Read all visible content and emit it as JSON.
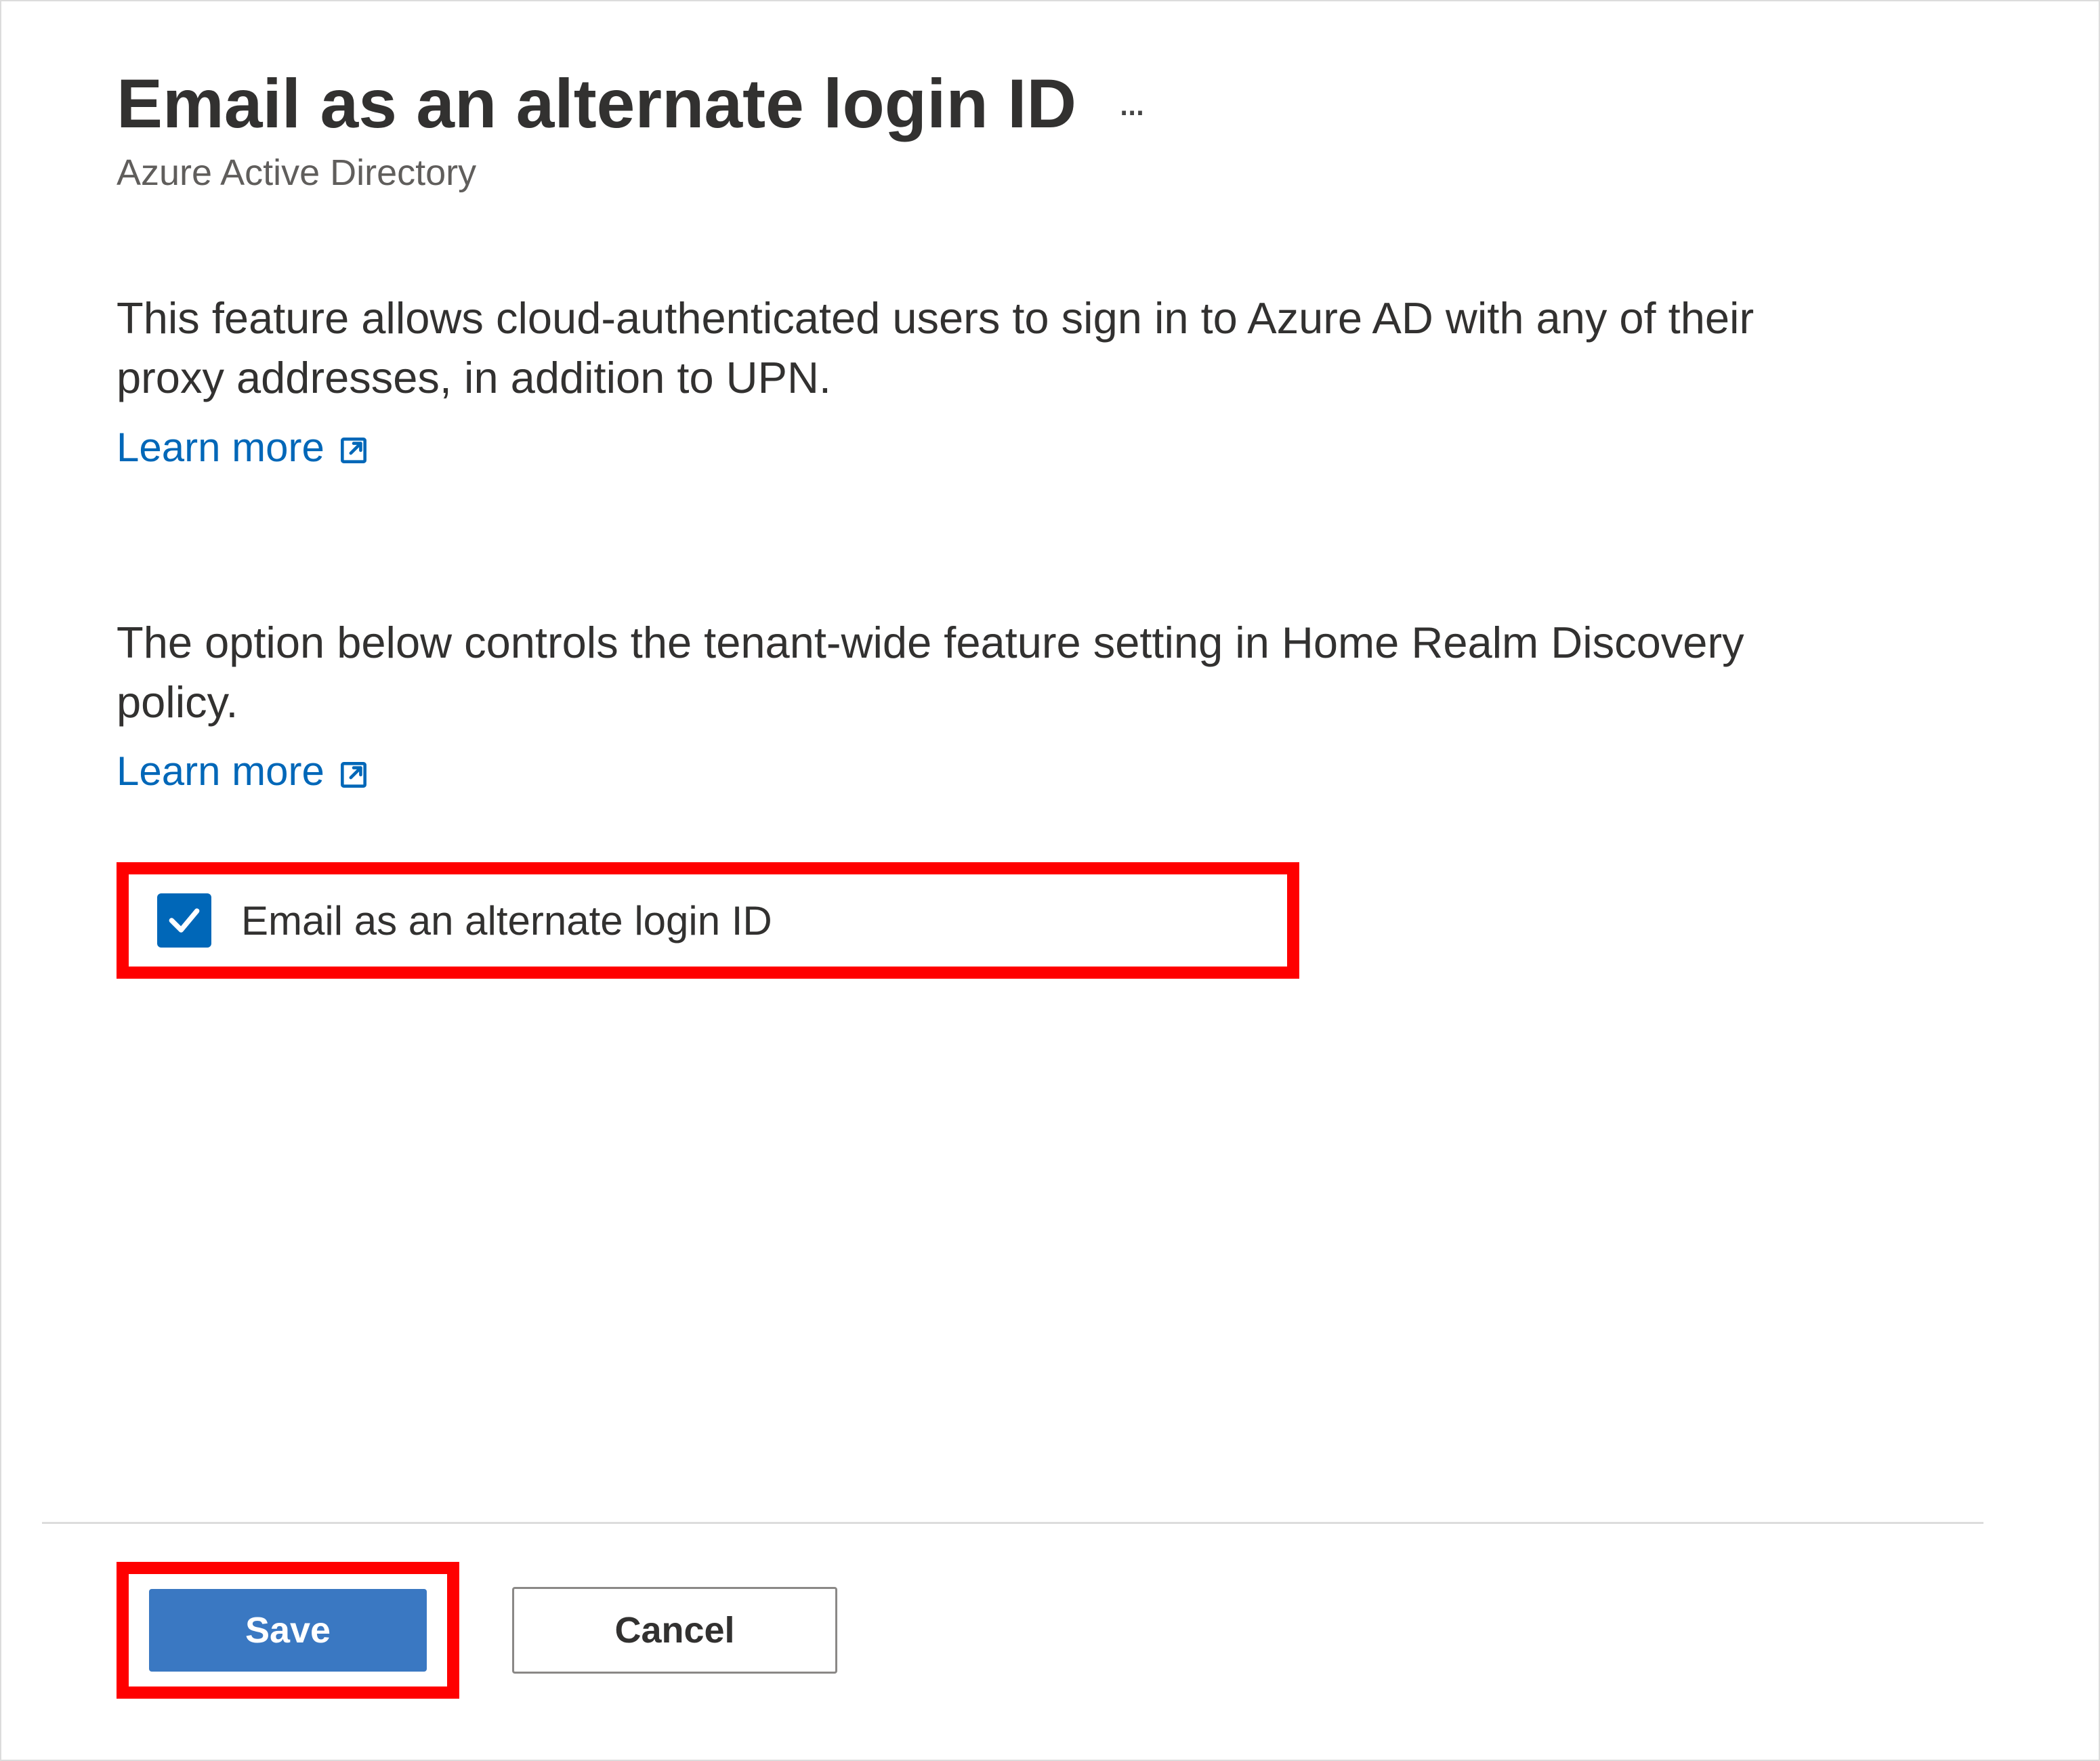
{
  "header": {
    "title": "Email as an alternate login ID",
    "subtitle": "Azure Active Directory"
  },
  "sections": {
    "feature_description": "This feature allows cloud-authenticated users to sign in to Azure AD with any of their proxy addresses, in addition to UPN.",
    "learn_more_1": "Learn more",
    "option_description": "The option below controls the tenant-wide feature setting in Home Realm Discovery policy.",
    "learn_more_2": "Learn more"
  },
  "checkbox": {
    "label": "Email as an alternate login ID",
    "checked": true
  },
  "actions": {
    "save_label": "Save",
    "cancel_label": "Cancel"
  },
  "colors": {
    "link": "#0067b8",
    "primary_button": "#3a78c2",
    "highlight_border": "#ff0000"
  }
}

_Task description:_ Copy every line above that includes the string "more".

_Response:_
    "learn_more_1": "Learn more",
    "learn_more_2": "Learn more"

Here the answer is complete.